問題の詳細 => パーキンソン病の解説から、「パーキンソン病とは、脳の「黒」を含む語句で始まり「の多くは改善が期待できます。」で終わる部分を、一字も変えずに抜き出してください。

パーキンソン病とは、脳の「黒質」とよばれる細胞が少なくなり、「ドパミン」が少なくなる神経変性疾患です。
現段階では不明ですが、遺伝子異常の関与や、環境因子が影響することも知られます。
3大症状は、静止時振戦、筋強剛(筋固縮)、運動緩慢・無動です。近年では、運動症状のみならず、精神症状などの非運動症状も呈します。発症年齢は50~65歳に多く、高齢になるほど発病率が増加することが知られます。
問診が重要です。問診で同疾患を疑われたら、外来および入院で精査します。診察に加え、画像診断(CTやMRI)、核医学検査(MIBG心筋シンチグラフィー、脳ドーパミントランスポーターシンチなど)、神経心理検査、血液検査、尿検査、髄液検査、薬物反応検査などを行います。これらの結果を診断基準と照らし合わせ、総合的に判断します。
治療の主体は薬物療法で、最も有効です。多くの種類の薬物が知られ、症状の多くは改善が期待できます。
薬物の種類 |
作用機序 |
---|---|
L-dopa製剤 |
ドパミンを補充 |
ドーパミンアゴニスト |
ドパミン受容体を刺激 |
MAO阻害剤 |
ドパミンの分解を阻害 |
COMT阻害剤 |
ドパミンの分解を阻害 |
抗コリン薬 |
相対的に過剰なアセチルコリンをブロック |
ノルアドレナリン作動薬 |
ノルアドレナリン受容体を刺激 |
ドパミン放出促進剤 |
ドパミンの放出を促進 |
薬物療法の限界として、治療薬の中心であるL-dopa製剤は、長く服用していると効果が不安定となり、ウェアリングオフ(お薬がすぐ切れる)、ジスキネジア(体がくねくね動いてしまう)などが出現することがあります。そのために、薬物調整が難しくなってくることがあります。

保存済みのデータセット項目:
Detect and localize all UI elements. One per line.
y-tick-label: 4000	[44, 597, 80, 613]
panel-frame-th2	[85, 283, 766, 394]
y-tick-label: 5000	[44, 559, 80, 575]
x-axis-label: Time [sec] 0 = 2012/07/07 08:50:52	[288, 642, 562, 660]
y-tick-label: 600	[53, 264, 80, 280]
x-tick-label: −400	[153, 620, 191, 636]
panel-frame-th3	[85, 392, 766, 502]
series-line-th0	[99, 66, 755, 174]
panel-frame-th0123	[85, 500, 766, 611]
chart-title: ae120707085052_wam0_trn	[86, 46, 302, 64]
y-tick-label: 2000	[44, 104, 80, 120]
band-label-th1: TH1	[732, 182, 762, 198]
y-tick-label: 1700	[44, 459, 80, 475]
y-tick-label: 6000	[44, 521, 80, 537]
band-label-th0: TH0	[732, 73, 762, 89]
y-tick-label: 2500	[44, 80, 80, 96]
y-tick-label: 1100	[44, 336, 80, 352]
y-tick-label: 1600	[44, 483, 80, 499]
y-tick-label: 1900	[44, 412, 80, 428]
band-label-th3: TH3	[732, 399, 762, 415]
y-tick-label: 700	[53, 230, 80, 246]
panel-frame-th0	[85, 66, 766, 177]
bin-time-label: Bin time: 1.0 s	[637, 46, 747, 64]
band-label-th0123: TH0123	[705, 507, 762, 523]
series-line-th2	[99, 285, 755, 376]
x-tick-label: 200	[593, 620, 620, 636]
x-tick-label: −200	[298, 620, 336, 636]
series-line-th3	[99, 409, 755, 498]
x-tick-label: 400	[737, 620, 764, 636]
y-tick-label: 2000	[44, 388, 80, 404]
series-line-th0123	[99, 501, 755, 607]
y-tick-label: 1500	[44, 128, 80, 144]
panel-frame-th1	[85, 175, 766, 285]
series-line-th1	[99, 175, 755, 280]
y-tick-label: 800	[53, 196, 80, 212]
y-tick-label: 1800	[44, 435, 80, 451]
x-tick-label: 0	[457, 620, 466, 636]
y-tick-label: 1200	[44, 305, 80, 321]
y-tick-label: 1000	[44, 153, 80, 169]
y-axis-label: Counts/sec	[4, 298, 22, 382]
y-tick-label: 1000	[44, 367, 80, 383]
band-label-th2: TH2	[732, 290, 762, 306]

問題の解答 =>
パーキンソン病とは、脳の「黒質」とよばれる細胞が少なくなり、「ドパミン」が少なくなる神経変性疾患です。
現段階では不明ですが、遺伝子異常の関与や、環境因子が影響することも知られます。
3大症状は、静止時振戦、筋強剛(筋固縮)、運動緩慢・無動です。近年では、運動症状のみならず、精神症状などの非運動症状も呈します。発症年齢は50~65歳に多く、高齢になるほど発病率が増加することが知られます。
問診が重要です。問診で同疾患を疑われたら、外来および入院で精査します。診察に加え、画像診断(CTやMRI)、核医学検査(MIBG心筋シンチグラフィー、脳ドーパミントランスポーターシンチなど)、神経心理検査、血液検査、尿検査、髄液検査、薬物反応検査などを行います。これらの結果を診断基準と照らし合わせ、総合的に判断します。
治療の主体は薬物療法で、最も有効です。多くの種類の薬物が知られ、症状の多くは改善が期待できます。